> Extracted data entries
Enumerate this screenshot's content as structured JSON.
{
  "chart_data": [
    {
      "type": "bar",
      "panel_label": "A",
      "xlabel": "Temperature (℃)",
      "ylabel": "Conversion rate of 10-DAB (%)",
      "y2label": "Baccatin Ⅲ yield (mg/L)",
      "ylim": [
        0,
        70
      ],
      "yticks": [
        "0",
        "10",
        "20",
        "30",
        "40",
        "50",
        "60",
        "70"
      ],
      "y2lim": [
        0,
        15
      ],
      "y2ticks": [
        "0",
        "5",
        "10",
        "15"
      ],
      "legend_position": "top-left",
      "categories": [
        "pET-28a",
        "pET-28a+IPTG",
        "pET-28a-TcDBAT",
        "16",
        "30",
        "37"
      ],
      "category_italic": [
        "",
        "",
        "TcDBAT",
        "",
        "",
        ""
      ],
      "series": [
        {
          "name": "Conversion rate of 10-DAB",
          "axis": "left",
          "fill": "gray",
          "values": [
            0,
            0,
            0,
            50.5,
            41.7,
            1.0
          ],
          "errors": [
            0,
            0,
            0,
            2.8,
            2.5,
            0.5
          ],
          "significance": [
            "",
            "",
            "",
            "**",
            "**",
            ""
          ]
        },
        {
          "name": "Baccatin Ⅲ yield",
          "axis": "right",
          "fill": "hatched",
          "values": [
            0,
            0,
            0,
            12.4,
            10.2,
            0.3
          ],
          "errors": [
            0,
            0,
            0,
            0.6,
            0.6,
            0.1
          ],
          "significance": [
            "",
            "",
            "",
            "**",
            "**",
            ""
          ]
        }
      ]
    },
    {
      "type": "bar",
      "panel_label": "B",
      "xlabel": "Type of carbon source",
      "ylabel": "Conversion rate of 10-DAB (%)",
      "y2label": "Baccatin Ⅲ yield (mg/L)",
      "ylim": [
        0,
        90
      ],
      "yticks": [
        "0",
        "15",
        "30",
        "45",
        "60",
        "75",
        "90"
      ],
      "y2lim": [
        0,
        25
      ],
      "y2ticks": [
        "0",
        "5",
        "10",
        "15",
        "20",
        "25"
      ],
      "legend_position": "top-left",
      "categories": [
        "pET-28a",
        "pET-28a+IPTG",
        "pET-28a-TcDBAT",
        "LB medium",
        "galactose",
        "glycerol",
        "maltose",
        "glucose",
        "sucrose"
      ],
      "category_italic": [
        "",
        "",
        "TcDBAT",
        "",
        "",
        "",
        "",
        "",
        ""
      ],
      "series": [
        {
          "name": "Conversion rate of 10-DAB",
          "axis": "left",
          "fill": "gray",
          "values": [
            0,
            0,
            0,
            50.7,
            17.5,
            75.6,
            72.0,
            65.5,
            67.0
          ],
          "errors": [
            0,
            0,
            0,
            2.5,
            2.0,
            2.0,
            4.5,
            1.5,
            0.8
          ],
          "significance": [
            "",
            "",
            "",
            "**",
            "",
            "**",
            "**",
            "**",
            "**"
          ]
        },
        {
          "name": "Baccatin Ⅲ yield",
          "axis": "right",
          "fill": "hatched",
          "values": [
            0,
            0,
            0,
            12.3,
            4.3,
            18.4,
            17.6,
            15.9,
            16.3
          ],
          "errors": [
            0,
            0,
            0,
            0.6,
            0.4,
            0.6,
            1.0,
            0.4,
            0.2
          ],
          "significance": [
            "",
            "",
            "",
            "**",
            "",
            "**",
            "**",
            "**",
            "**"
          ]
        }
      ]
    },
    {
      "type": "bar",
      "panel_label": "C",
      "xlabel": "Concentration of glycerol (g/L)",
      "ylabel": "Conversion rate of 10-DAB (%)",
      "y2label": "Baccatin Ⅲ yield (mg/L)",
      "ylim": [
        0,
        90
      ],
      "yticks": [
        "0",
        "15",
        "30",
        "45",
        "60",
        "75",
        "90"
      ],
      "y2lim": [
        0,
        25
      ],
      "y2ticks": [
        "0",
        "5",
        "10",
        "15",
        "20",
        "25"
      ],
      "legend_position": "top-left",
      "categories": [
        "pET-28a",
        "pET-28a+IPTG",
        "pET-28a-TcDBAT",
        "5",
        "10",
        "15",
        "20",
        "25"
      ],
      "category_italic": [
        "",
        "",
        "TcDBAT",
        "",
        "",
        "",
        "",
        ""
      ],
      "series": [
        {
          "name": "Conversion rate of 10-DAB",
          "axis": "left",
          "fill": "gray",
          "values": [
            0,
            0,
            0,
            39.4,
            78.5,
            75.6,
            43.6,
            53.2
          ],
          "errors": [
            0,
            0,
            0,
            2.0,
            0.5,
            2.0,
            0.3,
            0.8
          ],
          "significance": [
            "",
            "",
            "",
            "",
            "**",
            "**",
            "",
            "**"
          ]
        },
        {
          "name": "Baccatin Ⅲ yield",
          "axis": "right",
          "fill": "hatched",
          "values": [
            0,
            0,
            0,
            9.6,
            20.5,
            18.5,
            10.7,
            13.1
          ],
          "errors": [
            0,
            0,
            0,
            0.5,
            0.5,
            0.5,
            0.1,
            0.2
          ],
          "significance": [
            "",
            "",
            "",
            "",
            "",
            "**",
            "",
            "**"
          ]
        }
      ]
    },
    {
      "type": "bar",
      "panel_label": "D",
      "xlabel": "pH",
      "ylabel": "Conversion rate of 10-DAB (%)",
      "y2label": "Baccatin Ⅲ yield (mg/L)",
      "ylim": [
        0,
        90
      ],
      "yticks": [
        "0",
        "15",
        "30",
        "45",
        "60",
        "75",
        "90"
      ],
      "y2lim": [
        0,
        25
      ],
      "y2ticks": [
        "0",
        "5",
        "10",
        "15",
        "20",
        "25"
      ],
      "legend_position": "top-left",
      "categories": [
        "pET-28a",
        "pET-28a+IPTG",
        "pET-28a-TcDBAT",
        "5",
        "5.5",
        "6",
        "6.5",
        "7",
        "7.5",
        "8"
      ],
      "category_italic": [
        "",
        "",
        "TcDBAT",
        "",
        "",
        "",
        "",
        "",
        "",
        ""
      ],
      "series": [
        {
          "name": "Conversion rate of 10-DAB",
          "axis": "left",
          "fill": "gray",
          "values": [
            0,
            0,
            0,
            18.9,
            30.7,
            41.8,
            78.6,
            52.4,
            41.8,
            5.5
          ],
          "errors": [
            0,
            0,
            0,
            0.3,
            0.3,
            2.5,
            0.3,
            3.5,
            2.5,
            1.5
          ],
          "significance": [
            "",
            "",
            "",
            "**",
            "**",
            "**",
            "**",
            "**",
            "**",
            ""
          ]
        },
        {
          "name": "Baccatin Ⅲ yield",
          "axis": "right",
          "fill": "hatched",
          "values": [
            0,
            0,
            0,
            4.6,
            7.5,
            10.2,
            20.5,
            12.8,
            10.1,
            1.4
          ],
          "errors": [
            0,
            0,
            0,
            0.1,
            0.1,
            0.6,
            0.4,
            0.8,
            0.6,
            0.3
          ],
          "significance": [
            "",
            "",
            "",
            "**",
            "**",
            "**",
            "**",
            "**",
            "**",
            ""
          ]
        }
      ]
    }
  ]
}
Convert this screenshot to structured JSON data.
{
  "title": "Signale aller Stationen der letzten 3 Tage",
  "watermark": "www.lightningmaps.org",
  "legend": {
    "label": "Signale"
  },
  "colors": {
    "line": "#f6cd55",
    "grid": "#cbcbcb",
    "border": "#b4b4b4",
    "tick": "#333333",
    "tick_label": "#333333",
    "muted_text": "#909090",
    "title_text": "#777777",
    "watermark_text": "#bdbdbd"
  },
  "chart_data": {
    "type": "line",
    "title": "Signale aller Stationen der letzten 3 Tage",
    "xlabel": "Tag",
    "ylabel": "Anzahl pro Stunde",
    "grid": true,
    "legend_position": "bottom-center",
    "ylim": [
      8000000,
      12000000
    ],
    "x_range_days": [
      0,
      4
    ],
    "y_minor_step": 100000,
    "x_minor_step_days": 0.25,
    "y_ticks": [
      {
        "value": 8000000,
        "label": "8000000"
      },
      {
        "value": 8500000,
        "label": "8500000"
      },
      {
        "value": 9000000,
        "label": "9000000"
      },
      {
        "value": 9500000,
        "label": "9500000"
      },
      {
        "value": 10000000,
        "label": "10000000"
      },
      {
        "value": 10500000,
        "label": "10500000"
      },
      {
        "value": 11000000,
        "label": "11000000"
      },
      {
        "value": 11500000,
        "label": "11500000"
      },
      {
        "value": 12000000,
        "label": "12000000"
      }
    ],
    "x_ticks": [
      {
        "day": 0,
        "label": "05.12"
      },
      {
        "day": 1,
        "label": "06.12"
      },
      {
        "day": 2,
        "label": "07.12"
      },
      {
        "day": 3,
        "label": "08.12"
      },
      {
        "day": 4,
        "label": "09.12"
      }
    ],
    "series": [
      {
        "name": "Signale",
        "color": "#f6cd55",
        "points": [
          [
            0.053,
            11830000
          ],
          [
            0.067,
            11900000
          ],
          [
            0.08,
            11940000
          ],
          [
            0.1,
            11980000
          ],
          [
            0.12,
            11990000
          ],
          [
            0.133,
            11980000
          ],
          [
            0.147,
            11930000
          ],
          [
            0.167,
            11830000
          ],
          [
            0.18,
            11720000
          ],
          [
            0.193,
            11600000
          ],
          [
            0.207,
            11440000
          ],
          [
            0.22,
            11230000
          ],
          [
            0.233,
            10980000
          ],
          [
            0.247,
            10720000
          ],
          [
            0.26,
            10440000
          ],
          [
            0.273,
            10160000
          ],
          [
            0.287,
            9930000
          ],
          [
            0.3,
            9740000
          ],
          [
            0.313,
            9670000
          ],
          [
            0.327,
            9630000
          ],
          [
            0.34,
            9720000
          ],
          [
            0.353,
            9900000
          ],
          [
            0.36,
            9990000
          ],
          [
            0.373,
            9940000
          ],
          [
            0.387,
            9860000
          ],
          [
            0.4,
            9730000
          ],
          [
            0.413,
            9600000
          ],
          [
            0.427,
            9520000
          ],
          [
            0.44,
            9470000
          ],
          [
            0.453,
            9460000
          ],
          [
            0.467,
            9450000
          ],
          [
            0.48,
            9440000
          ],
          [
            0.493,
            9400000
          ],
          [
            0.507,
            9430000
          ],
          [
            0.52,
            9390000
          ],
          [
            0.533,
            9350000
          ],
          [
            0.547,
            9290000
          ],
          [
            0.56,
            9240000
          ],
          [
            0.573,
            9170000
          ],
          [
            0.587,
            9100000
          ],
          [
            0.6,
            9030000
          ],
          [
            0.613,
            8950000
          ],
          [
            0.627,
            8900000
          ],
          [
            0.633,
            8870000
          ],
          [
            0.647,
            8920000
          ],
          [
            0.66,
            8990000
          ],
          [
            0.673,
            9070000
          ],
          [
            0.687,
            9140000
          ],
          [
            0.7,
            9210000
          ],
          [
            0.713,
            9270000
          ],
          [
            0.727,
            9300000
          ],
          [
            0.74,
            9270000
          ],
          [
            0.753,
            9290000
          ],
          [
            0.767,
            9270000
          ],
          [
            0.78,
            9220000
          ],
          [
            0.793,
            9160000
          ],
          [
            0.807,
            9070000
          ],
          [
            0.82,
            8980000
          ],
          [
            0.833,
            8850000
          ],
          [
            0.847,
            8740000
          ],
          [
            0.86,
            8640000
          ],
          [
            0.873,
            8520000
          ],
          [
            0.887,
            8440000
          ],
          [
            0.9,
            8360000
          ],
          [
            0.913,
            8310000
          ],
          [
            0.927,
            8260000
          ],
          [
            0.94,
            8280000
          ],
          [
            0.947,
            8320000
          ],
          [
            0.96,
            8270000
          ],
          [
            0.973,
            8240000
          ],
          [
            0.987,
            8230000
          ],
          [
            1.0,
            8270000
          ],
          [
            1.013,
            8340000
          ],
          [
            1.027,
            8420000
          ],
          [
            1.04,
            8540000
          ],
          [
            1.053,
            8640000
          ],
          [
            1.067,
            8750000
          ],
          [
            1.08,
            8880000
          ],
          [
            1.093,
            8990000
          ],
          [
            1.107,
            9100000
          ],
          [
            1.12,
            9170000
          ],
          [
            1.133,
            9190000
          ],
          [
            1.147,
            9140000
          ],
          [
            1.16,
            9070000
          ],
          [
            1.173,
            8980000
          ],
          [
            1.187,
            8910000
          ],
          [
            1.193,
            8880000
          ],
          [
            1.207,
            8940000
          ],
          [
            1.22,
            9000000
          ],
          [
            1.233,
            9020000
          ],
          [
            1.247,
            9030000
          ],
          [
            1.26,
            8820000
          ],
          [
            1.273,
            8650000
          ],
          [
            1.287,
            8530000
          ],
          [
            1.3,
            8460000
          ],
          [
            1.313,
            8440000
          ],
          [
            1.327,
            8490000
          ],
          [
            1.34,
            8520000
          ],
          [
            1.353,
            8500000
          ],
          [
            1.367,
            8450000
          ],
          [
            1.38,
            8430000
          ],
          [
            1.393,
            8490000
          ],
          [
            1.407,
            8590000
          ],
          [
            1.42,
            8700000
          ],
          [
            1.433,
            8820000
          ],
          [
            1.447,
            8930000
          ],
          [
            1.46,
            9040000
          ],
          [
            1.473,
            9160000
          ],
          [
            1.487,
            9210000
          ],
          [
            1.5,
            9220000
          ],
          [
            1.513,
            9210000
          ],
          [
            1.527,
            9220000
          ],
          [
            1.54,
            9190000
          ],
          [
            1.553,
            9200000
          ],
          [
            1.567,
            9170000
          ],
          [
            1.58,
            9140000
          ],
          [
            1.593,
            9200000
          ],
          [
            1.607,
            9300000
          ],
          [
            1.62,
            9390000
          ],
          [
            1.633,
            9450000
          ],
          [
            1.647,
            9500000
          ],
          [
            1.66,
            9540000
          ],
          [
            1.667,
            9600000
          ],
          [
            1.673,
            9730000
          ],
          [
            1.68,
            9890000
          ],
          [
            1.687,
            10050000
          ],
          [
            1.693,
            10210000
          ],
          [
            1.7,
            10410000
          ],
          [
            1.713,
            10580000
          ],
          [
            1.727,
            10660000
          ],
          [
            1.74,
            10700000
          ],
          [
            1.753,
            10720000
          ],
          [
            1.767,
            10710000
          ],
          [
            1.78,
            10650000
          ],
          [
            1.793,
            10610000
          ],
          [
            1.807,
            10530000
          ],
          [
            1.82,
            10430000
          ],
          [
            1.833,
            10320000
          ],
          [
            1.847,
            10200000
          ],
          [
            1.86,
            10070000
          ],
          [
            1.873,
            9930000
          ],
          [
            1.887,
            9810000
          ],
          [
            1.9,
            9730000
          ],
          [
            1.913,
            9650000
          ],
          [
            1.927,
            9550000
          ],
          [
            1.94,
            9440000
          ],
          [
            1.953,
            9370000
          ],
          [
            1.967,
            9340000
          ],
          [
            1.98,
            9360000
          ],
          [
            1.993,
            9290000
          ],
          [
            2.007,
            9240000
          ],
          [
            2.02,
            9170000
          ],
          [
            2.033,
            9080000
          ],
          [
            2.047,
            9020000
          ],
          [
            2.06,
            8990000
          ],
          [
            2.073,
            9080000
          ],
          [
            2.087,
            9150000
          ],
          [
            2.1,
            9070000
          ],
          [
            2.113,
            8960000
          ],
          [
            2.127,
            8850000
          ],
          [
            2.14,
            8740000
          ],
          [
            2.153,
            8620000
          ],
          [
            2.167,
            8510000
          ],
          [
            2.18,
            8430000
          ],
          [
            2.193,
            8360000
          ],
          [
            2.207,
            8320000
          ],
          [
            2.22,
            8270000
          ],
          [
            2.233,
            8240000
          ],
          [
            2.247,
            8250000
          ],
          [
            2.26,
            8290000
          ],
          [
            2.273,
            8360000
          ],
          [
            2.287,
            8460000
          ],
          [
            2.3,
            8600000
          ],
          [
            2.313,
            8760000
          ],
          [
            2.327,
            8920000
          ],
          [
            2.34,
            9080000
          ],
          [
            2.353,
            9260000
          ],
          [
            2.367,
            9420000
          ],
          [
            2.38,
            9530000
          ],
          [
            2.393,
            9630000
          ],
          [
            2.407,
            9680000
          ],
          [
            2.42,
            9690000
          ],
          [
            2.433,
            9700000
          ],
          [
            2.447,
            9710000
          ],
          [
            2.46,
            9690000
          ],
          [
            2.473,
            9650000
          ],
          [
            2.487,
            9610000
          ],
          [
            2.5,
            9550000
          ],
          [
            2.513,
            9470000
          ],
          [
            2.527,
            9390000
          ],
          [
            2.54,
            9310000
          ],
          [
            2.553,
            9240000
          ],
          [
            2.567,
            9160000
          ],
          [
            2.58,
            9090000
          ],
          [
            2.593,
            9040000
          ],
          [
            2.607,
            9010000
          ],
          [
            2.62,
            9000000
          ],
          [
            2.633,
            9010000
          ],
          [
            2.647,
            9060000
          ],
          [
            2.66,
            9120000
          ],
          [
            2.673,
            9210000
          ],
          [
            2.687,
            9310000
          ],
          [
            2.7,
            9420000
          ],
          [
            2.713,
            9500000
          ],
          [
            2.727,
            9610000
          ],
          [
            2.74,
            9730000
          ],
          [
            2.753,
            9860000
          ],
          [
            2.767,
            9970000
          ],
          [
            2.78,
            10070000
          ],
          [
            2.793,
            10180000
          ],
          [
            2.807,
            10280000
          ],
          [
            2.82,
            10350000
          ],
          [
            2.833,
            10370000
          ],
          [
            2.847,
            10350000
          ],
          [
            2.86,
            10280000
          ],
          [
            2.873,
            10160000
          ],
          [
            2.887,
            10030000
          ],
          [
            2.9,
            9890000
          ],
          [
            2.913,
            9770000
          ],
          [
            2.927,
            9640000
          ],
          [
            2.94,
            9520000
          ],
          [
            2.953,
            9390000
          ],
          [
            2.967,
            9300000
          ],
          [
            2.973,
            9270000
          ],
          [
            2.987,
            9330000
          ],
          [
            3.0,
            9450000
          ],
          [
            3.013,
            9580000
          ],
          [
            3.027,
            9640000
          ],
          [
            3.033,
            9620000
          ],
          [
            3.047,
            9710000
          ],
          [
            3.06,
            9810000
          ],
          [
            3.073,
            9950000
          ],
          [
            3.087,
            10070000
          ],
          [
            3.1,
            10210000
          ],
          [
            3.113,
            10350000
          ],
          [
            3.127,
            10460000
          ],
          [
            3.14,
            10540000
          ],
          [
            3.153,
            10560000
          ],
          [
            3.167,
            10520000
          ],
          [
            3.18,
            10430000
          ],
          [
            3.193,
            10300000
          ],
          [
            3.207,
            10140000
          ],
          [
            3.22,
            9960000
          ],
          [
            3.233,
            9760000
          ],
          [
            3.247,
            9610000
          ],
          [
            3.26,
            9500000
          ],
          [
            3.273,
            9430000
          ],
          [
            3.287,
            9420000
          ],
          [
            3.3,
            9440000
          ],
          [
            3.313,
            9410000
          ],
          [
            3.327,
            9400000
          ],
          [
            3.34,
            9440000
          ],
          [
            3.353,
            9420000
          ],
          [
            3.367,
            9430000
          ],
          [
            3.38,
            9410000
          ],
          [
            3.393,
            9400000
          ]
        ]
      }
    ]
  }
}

> Stated task
Report all lines of the data above that include the string "this".

> Full answer
Enumerate this screenshot's content as structured JSON.
Convert this screenshot to structured JSON data.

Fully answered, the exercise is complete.